### TASK STATEMENT
Write out the lines from the line containing "Give me a plain-text" through the final line of the listing below, exactly, omitting every other line.

[Data records]
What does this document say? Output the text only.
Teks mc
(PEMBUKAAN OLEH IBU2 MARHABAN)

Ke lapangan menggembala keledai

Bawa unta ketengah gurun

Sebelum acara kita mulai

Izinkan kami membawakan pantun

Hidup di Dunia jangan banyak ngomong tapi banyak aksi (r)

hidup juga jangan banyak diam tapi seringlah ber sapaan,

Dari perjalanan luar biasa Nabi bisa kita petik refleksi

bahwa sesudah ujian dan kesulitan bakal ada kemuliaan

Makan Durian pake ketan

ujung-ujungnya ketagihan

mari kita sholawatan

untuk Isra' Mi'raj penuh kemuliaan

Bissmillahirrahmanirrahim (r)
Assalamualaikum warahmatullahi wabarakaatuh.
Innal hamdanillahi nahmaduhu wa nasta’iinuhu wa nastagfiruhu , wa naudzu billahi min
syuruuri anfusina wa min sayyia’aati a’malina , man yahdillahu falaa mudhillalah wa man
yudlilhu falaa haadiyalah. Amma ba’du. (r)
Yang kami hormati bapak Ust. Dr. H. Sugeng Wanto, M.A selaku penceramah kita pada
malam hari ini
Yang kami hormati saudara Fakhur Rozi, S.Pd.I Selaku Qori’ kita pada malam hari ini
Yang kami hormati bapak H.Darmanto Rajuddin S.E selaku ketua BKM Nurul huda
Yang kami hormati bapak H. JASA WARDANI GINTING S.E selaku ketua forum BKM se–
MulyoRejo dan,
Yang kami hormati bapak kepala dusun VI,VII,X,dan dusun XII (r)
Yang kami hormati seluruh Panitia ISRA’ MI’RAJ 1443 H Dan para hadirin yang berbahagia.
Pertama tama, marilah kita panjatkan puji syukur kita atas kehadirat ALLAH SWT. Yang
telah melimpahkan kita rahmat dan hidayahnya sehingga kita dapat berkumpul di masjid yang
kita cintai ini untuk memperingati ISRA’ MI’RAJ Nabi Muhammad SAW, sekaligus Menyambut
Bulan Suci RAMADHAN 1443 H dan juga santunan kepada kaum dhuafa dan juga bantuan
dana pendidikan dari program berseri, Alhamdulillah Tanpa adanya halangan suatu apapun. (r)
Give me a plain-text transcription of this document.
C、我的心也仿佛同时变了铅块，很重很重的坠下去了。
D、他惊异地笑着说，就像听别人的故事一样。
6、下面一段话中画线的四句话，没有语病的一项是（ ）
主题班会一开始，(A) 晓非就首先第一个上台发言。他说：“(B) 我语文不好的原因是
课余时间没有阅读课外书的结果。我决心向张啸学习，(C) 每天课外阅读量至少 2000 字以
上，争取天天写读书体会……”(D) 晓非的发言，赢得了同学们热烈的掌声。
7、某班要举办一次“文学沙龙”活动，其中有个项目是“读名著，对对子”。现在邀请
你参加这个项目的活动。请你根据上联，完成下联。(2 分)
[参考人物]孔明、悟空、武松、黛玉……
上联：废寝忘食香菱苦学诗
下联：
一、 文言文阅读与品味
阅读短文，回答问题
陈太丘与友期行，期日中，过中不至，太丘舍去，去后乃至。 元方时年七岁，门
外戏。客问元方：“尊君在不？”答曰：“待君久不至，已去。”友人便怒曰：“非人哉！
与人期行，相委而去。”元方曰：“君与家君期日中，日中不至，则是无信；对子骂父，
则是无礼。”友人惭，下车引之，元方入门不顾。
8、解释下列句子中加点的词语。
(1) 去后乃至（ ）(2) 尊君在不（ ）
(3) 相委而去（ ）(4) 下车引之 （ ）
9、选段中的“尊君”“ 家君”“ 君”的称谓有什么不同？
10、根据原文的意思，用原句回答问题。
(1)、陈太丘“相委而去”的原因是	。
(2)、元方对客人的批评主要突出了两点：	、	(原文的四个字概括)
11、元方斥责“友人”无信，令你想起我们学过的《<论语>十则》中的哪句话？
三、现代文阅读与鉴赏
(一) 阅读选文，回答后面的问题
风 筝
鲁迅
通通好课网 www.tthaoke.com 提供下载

### RIGHT ANSWER
Give me a plain-text transcription of this document.
C、我的心也仿佛同时变了铅块，很重很重的坠下去了。
D、他惊异地笑着说，就像听别人的故事一样。
6、下面一段话中画线的四句话，没有语病的一项是（ ）
主题班会一开始，(A) 晓非就首先第一个上台发言。他说：“(B) 我语文不好的原因是
课余时间没有阅读课外书的结果。我决心向张啸学习，(C) 每天课外阅读量至少 2000 字以
上，争取天天写读书体会……”(D) 晓非的发言，赢得了同学们热烈的掌声。
7、某班要举办一次“文学沙龙”活动，其中有个项目是“读名著，对对子”。现在邀请
你参加这个项目的活动。请你根据上联，完成下联。(2 分)
[参考人物]孔明、悟空、武松、黛玉……
上联：废寝忘食香菱苦学诗
下联：
一、 文言文阅读与品味
阅读短文，回答问题
陈太丘与友期行，期日中，过中不至，太丘舍去，去后乃至。 元方时年七岁，门
外戏。客问元方：“尊君在不？”答曰：“待君久不至，已去。”友人便怒曰：“非人哉！
与人期行，相委而去。”元方曰：“君与家君期日中，日中不至，则是无信；对子骂父，
则是无礼。”友人惭，下车引之，元方入门不顾。
8、解释下列句子中加点的词语。
(1) 去后乃至（ ）(2) 尊君在不（ ）
(3) 相委而去（ ）(4) 下车引之 （ ）
9、选段中的“尊君”“ 家君”“ 君”的称谓有什么不同？
10、根据原文的意思，用原句回答问题。
(1)、陈太丘“相委而去”的原因是	。
(2)、元方对客人的批评主要突出了两点：	、	(原文的四个字概括)
11、元方斥责“友人”无信，令你想起我们学过的《<论语>十则》中的哪句话？
三、现代文阅读与鉴赏
(一) 阅读选文，回答后面的问题
风 筝
鲁迅
通通好课网 www.tthaoke.com 提供下载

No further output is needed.